(Dados de origem)
————————

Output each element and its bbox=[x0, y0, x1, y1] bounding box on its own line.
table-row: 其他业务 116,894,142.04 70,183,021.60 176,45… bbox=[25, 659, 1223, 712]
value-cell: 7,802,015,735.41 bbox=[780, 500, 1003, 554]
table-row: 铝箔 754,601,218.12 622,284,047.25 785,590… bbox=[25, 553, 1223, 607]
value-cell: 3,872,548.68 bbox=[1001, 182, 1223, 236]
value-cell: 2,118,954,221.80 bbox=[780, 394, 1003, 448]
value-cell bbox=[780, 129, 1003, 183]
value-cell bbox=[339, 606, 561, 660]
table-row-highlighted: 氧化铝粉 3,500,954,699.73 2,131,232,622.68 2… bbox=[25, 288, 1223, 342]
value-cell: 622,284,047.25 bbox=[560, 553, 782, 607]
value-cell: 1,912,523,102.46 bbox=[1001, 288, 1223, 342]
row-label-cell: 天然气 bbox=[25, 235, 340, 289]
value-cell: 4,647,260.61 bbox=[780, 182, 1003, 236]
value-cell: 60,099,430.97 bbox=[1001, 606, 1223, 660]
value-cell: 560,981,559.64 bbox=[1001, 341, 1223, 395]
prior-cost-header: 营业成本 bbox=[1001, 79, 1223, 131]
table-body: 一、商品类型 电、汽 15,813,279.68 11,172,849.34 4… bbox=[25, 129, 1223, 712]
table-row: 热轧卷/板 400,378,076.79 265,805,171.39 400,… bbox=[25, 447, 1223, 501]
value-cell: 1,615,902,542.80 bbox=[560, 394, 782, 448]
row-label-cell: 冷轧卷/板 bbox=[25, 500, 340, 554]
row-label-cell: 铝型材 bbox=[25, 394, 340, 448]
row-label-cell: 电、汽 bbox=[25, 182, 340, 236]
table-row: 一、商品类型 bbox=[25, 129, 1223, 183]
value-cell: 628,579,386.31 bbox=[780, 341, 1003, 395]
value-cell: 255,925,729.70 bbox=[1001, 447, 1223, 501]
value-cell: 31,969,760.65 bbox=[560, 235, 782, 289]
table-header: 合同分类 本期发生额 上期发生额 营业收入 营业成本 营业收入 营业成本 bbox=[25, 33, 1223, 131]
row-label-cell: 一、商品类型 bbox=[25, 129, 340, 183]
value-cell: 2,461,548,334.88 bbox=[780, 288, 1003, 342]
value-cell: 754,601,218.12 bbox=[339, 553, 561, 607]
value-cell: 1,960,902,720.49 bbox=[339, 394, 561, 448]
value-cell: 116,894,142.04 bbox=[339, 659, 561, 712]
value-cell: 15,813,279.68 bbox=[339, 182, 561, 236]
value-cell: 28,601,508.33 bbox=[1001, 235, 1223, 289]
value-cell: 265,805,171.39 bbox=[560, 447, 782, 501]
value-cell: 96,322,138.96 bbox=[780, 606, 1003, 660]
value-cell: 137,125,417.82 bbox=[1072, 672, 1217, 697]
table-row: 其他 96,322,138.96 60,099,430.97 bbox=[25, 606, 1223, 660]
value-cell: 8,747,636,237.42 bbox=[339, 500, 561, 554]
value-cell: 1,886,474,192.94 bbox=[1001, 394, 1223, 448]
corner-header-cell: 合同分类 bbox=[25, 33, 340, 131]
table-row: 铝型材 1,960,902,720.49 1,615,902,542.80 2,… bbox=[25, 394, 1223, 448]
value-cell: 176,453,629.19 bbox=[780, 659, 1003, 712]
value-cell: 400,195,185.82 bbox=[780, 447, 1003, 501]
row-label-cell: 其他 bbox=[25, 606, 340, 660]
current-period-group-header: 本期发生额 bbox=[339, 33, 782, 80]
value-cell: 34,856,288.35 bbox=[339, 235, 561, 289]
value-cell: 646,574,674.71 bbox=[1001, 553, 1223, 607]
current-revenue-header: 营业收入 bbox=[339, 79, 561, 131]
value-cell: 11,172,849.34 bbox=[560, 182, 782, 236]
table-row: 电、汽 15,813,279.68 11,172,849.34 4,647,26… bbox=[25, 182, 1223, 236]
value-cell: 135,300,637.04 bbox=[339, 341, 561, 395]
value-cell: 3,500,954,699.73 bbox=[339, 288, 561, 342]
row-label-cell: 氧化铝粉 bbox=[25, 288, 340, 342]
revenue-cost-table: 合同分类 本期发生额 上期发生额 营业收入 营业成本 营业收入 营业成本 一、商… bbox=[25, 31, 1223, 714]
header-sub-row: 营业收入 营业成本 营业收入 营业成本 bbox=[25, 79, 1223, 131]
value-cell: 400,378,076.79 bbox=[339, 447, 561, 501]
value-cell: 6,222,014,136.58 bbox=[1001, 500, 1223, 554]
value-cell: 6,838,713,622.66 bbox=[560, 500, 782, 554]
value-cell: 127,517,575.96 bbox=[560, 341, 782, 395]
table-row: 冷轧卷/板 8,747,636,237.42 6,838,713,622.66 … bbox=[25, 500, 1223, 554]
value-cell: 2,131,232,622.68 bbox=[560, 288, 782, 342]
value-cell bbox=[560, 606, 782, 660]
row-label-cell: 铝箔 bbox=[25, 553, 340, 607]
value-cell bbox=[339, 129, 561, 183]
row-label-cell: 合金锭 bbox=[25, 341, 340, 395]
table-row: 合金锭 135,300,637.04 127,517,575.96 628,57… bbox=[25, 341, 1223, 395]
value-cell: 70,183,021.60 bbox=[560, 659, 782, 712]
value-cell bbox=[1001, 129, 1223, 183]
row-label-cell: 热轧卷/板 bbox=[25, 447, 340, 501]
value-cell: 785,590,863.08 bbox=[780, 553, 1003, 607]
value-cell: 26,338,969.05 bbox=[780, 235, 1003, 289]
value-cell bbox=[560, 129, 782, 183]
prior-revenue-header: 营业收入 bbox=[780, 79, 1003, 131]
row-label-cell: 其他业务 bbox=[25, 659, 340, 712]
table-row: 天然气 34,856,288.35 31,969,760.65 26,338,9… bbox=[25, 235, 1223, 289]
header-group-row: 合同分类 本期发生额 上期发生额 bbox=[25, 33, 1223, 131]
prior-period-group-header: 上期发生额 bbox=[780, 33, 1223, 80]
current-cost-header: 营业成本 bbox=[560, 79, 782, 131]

————————

### DESAFIO
Por favor, transcreva todas as linhas do material acima, sem nenhuma alteração.

### RESPOSTA DO EXERCÍCIO
Output each element and its bbox=[x0, y0, x1, y1] bounding box on its own line.
table-row: 其他业务 116,894,142.04 70,183,021.60 176,45… bbox=[25, 659, 1223, 712]
value-cell: 7,802,015,735.41 bbox=[780, 500, 1003, 554]
table-row: 铝箔 754,601,218.12 622,284,047.25 785,590… bbox=[25, 553, 1223, 607]
value-cell: 3,872,548.68 bbox=[1001, 182, 1223, 236]
value-cell: 2,118,954,221.80 bbox=[780, 394, 1003, 448]
value-cell bbox=[780, 129, 1003, 183]
value-cell bbox=[339, 606, 561, 660]
table-row-highlighted: 氧化铝粉 3,500,954,699.73 2,131,232,622.68 2… bbox=[25, 288, 1223, 342]
value-cell: 622,284,047.25 bbox=[560, 553, 782, 607]
value-cell: 1,912,523,102.46 bbox=[1001, 288, 1223, 342]
row-label-cell: 天然气 bbox=[25, 235, 340, 289]
value-cell: 4,647,260.61 bbox=[780, 182, 1003, 236]
value-cell: 60,099,430.97 bbox=[1001, 606, 1223, 660]
value-cell: 560,981,559.64 bbox=[1001, 341, 1223, 395]
prior-cost-header: 营业成本 bbox=[1001, 79, 1223, 131]
table-body: 一、商品类型 电、汽 15,813,279.68 11,172,849.34 4… bbox=[25, 129, 1223, 712]
table-row: 热轧卷/板 400,378,076.79 265,805,171.39 400,… bbox=[25, 447, 1223, 501]
value-cell: 1,615,902,542.80 bbox=[560, 394, 782, 448]
row-label-cell: 冷轧卷/板 bbox=[25, 500, 340, 554]
row-label-cell: 铝型材 bbox=[25, 394, 340, 448]
row-label-cell: 电、汽 bbox=[25, 182, 340, 236]
table-row: 一、商品类型 bbox=[25, 129, 1223, 183]
value-cell: 628,579,386.31 bbox=[780, 341, 1003, 395]
value-cell: 255,925,729.70 bbox=[1001, 447, 1223, 501]
value-cell: 31,969,760.65 bbox=[560, 235, 782, 289]
table-header: 合同分类 本期发生额 上期发生额 营业收入 营业成本 营业收入 营业成本 bbox=[25, 33, 1223, 131]
row-label-cell: 一、商品类型 bbox=[25, 129, 340, 183]
value-cell: 2,461,548,334.88 bbox=[780, 288, 1003, 342]
value-cell: 754,601,218.12 bbox=[339, 553, 561, 607]
value-cell: 1,960,902,720.49 bbox=[339, 394, 561, 448]
value-cell: 116,894,142.04 bbox=[339, 659, 561, 712]
value-cell: 15,813,279.68 bbox=[339, 182, 561, 236]
value-cell: 28,601,508.33 bbox=[1001, 235, 1223, 289]
value-cell: 265,805,171.39 bbox=[560, 447, 782, 501]
value-cell: 96,322,138.96 bbox=[780, 606, 1003, 660]
value-cell: 137,125,417.82 bbox=[1072, 672, 1217, 697]
table-row: 其他 96,322,138.96 60,099,430.97 bbox=[25, 606, 1223, 660]
value-cell: 8,747,636,237.42 bbox=[339, 500, 561, 554]
value-cell: 1,886,474,192.94 bbox=[1001, 394, 1223, 448]
corner-header-cell: 合同分类 bbox=[25, 33, 340, 131]
table-row: 铝型材 1,960,902,720.49 1,615,902,542.80 2,… bbox=[25, 394, 1223, 448]
value-cell: 176,453,629.19 bbox=[780, 659, 1003, 712]
value-cell: 400,195,185.82 bbox=[780, 447, 1003, 501]
row-label-cell: 其他 bbox=[25, 606, 340, 660]
current-period-group-header: 本期发生额 bbox=[339, 33, 782, 80]
value-cell: 34,856,288.35 bbox=[339, 235, 561, 289]
value-cell: 646,574,674.71 bbox=[1001, 553, 1223, 607]
current-revenue-header: 营业收入 bbox=[339, 79, 561, 131]
value-cell: 11,172,849.34 bbox=[560, 182, 782, 236]
table-row: 电、汽 15,813,279.68 11,172,849.34 4,647,26… bbox=[25, 182, 1223, 236]
value-cell: 135,300,637.04 bbox=[339, 341, 561, 395]
value-cell: 3,500,954,699.73 bbox=[339, 288, 561, 342]
row-label-cell: 氧化铝粉 bbox=[25, 288, 340, 342]
revenue-cost-table: 合同分类 本期发生额 上期发生额 营业收入 营业成本 营业收入 营业成本 一、商… bbox=[25, 31, 1223, 714]
header-sub-row: 营业收入 营业成本 营业收入 营业成本 bbox=[25, 79, 1223, 131]
value-cell: 400,378,076.79 bbox=[339, 447, 561, 501]
value-cell: 6,222,014,136.58 bbox=[1001, 500, 1223, 554]
value-cell: 6,838,713,622.66 bbox=[560, 500, 782, 554]
value-cell: 127,517,575.96 bbox=[560, 341, 782, 395]
table-row: 冷轧卷/板 8,747,636,237.42 6,838,713,622.66 … bbox=[25, 500, 1223, 554]
value-cell: 2,131,232,622.68 bbox=[560, 288, 782, 342]
value-cell bbox=[560, 606, 782, 660]
row-label-cell: 铝箔 bbox=[25, 553, 340, 607]
value-cell bbox=[339, 129, 561, 183]
row-label-cell: 合金锭 bbox=[25, 341, 340, 395]
table-row: 合金锭 135,300,637.04 127,517,575.96 628,57… bbox=[25, 341, 1223, 395]
value-cell: 70,183,021.60 bbox=[560, 659, 782, 712]
value-cell bbox=[1001, 129, 1223, 183]
row-label-cell: 热轧卷/板 bbox=[25, 447, 340, 501]
value-cell: 785,590,863.08 bbox=[780, 553, 1003, 607]
value-cell: 26,338,969.05 bbox=[780, 235, 1003, 289]
value-cell bbox=[560, 129, 782, 183]
prior-revenue-header: 营业收入 bbox=[780, 79, 1003, 131]
row-label-cell: 其他业务 bbox=[25, 659, 340, 712]
table-row: 天然气 34,856,288.35 31,969,760.65 26,338,9… bbox=[25, 235, 1223, 289]
header-group-row: 合同分类 本期发生额 上期发生额 bbox=[25, 33, 1223, 131]
prior-period-group-header: 上期发生额 bbox=[780, 33, 1223, 80]
current-cost-header: 营业成本 bbox=[560, 79, 782, 131]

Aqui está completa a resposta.